======== Data for this exercise ========

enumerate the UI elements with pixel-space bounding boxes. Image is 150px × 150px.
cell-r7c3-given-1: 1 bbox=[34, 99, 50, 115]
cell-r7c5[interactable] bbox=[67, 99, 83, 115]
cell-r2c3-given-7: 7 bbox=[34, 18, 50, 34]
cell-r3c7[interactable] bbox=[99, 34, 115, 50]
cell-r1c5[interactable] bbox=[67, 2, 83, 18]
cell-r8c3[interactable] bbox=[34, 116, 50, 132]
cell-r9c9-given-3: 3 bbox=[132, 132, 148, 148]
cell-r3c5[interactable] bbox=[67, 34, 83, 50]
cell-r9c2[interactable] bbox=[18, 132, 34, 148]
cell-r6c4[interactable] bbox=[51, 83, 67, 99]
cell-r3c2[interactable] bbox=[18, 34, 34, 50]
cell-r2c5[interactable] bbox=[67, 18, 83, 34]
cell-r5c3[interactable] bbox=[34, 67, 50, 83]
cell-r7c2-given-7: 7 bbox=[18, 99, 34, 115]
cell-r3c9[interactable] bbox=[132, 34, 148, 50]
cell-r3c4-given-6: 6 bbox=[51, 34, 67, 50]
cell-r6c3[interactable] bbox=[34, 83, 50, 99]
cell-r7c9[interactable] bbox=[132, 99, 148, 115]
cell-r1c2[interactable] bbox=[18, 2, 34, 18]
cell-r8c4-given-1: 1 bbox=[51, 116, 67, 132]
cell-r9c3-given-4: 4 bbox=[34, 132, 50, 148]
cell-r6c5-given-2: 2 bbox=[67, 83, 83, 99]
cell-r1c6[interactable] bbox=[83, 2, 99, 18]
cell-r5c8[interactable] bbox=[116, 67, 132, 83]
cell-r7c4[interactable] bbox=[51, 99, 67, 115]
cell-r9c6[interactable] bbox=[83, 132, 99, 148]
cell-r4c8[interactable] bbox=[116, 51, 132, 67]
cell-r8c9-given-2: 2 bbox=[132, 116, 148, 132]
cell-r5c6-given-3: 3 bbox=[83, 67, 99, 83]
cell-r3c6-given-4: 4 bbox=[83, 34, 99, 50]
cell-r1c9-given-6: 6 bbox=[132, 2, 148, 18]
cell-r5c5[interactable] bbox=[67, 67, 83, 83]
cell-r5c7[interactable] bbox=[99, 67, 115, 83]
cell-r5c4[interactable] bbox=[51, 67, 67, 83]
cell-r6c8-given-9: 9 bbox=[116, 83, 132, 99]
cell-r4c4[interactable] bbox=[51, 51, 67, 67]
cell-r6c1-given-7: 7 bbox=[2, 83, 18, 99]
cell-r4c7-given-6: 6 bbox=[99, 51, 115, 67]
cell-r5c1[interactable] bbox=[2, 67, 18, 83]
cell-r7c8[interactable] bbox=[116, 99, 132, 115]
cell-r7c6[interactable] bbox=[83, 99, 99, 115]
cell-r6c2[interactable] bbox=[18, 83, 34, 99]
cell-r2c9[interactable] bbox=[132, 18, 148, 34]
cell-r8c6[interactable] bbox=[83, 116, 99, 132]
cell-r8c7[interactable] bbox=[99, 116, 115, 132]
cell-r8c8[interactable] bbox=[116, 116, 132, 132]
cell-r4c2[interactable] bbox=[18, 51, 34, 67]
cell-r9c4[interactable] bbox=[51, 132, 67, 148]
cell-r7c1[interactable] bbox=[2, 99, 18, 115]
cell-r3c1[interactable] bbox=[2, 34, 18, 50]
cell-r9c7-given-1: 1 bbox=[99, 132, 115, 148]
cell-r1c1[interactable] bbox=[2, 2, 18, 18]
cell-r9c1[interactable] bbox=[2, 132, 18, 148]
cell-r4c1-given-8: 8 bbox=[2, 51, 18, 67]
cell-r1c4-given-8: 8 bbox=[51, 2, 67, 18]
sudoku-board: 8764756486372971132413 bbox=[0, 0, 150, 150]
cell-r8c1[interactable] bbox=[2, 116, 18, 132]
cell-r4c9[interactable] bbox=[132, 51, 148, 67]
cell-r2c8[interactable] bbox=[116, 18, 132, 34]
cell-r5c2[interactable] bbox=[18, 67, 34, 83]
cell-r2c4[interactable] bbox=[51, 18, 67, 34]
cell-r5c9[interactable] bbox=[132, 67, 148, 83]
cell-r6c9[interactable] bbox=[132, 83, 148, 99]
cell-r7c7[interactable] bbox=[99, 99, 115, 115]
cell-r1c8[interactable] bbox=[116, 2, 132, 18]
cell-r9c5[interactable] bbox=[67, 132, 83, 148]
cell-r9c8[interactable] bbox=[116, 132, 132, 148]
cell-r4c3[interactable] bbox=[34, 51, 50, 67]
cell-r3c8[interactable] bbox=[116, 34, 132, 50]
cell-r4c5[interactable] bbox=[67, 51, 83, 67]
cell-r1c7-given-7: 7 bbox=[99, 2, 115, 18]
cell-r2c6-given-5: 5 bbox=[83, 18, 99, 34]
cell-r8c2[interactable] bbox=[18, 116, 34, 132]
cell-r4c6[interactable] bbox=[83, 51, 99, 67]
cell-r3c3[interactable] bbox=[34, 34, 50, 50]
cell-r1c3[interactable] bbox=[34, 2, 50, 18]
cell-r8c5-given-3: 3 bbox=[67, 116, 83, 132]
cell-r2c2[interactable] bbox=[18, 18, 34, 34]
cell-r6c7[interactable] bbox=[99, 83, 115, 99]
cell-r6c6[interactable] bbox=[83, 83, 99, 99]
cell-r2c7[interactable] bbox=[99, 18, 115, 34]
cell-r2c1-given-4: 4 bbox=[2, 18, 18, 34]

========

- [The problem]
Can you render the entries above as a Markdown table with a "Row" column for the row number and a "Line" column for each line, skipping any blank lines?

- [Right answer]
| Row | Line |
|---|---|
| 1 | enumerate the UI elements with pixel-space bounding boxes. Image is 150px × 150px. |
| 2 | cell-r7c3-given-1: 1 bbox=[34, 99, 50, 115] |
| 3 | cell-r7c5[interactable] bbox=[67, 99, 83, 115] |
| 4 | cell-r2c3-given-7: 7 bbox=[34, 18, 50, 34] |
| 5 | cell-r3c7[interactable] bbox=[99, 34, 115, 50] |
| 6 | cell-r1c5[interactable] bbox=[67, 2, 83, 18] |
| 7 | cell-r8c3[interactable] bbox=[34, 116, 50, 132] |
| 8 | cell-r9c9-given-3: 3 bbox=[132, 132, 148, 148] |
| 9 | cell-r3c5[interactable] bbox=[67, 34, 83, 50] |
| 10 | cell-r9c2[interactable] bbox=[18, 132, 34, 148] |
| 11 | cell-r6c4[interactable] bbox=[51, 83, 67, 99] |
| 12 | cell-r3c2[interactable] bbox=[18, 34, 34, 50] |
| 13 | cell-r2c5[interactable] bbox=[67, 18, 83, 34] |
| 14 | cell-r5c3[interactable] bbox=[34, 67, 50, 83] |
| 15 | cell-r7c2-given-7: 7 bbox=[18, 99, 34, 115] |
| 16 | cell-r3c9[interactable] bbox=[132, 34, 148, 50] |
| 17 | cell-r3c4-given-6: 6 bbox=[51, 34, 67, 50] |
| 18 | cell-r6c3[interactable] bbox=[34, 83, 50, 99] |
| 19 | cell-r7c9[interactable] bbox=[132, 99, 148, 115] |
| 20 | cell-r1c2[interactable] bbox=[18, 2, 34, 18] |
| 21 | cell-r8c4-given-1: 1 bbox=[51, 116, 67, 132] |
| 22 | cell-r9c3-given-4: 4 bbox=[34, 132, 50, 148] |
| 23 | cell-r6c5-given-2: 2 bbox=[67, 83, 83, 99] |
| 24 | cell-r1c6[interactable] bbox=[83, 2, 99, 18] |
| 25 | cell-r5c8[interactable] bbox=[116, 67, 132, 83] |
| 26 | cell-r7c4[interactable] bbox=[51, 99, 67, 115] |
| 27 | cell-r9c6[interactable] bbox=[83, 132, 99, 148] |
| 28 | cell-r4c8[interactable] bbox=[116, 51, 132, 67] |
| 29 | cell-r8c9-given-2: 2 bbox=[132, 116, 148, 132] |
| 30 | cell-r5c6-given-3: 3 bbox=[83, 67, 99, 83] |
| 31 | cell-r3c6-given-4: 4 bbox=[83, 34, 99, 50] |
| 32 | cell-r1c9-given-6: 6 bbox=[132, 2, 148, 18] |
| 33 | cell-r5c5[interactable] bbox=[67, 67, 83, 83] |
| 34 | cell-r5c7[interactable] bbox=[99, 67, 115, 83] |
| 35 | cell-r5c4[interactable] bbox=[51, 67, 67, 83] |
| 36 | cell-r6c8-given-9: 9 bbox=[116, 83, 132, 99] |
| 37 | cell-r4c4[interactable] bbox=[51, 51, 67, 67] |
| 38 | cell-r6c1-given-7: 7 bbox=[2, 83, 18, 99] |
| 39 | cell-r4c7-given-6: 6 bbox=[99, 51, 115, 67] |
| 40 | cell-r5c1[interactable] bbox=[2, 67, 18, 83] |
| 41 | cell-r7c8[interactable] bbox=[116, 99, 132, 115] |
| 42 | cell-r7c6[interactable] bbox=[83, 99, 99, 115] |
| 43 | cell-r6c2[interactable] bbox=[18, 83, 34, 99] |
| 44 | cell-r2c9[interactable] bbox=[132, 18, 148, 34] |
| 45 | cell-r8c6[interactable] bbox=[83, 116, 99, 132] |
| 46 | cell-r8c7[interactable] bbox=[99, 116, 115, 132] |
| 47 | cell-r8c8[interactable] bbox=[116, 116, 132, 132] |
| 48 | cell-r4c2[interactable] bbox=[18, 51, 34, 67] |
| 49 | cell-r9c4[interactable] bbox=[51, 132, 67, 148] |
| 50 | cell-r7c1[interactable] bbox=[2, 99, 18, 115] |
| 51 | cell-r3c1[interactable] bbox=[2, 34, 18, 50] |
| 52 | cell-r9c7-given-1: 1 bbox=[99, 132, 115, 148] |
| 53 | cell-r1c1[interactable] bbox=[2, 2, 18, 18] |
| 54 | cell-r9c1[interactable] bbox=[2, 132, 18, 148] |
| 55 | cell-r4c1-given-8: 8 bbox=[2, 51, 18, 67] |
| 56 | cell-r1c4-given-8: 8 bbox=[51, 2, 67, 18] |
| 57 | sudoku-board: 8764756486372971132413 bbox=[0, 0, 150, 150] |
| 58 | cell-r8c1[interactable] bbox=[2, 116, 18, 132] |
| 59 | cell-r4c9[interactable] bbox=[132, 51, 148, 67] |
| 60 | cell-r2c8[interactable] bbox=[116, 18, 132, 34] |
| 61 | cell-r5c2[interactable] bbox=[18, 67, 34, 83] |
| 62 | cell-r2c4[interactable] bbox=[51, 18, 67, 34] |
| 63 | cell-r5c9[interactable] bbox=[132, 67, 148, 83] |
| 64 | cell-r6c9[interactable] bbox=[132, 83, 148, 99] |
| 65 | cell-r7c7[interactable] bbox=[99, 99, 115, 115] |
| 66 | cell-r1c8[interactable] bbox=[116, 2, 132, 18] |
| 67 | cell-r9c5[interactable] bbox=[67, 132, 83, 148] |
| 68 | cell-r9c8[interactable] bbox=[116, 132, 132, 148] |
| 69 | cell-r4c3[interactable] bbox=[34, 51, 50, 67] |
| 70 | cell-r3c8[interactable] bbox=[116, 34, 132, 50] |
| 71 | cell-r4c5[interactable] bbox=[67, 51, 83, 67] |
| 72 | cell-r1c7-given-7: 7 bbox=[99, 2, 115, 18] |
| 73 | cell-r2c6-given-5: 5 bbox=[83, 18, 99, 34] |
| 74 | cell-r8c2[interactable] bbox=[18, 116, 34, 132] |
| 75 | cell-r4c6[interactable] bbox=[83, 51, 99, 67] |
| 76 | cell-r3c3[interactable] bbox=[34, 34, 50, 50] |
| 77 | cell-r1c3[interactable] bbox=[34, 2, 50, 18] |
| 78 | cell-r8c5-given-3: 3 bbox=[67, 116, 83, 132] |
| 79 | cell-r2c2[interactable] bbox=[18, 18, 34, 34] |
| 80 | cell-r6c7[interactable] bbox=[99, 83, 115, 99] |
| 81 | cell-r6c6[interactable] bbox=[83, 83, 99, 99] |
| 82 | cell-r2c7[interactable] bbox=[99, 18, 115, 34] |
| 83 | cell-r2c1-given-4: 4 bbox=[2, 18, 18, 34] |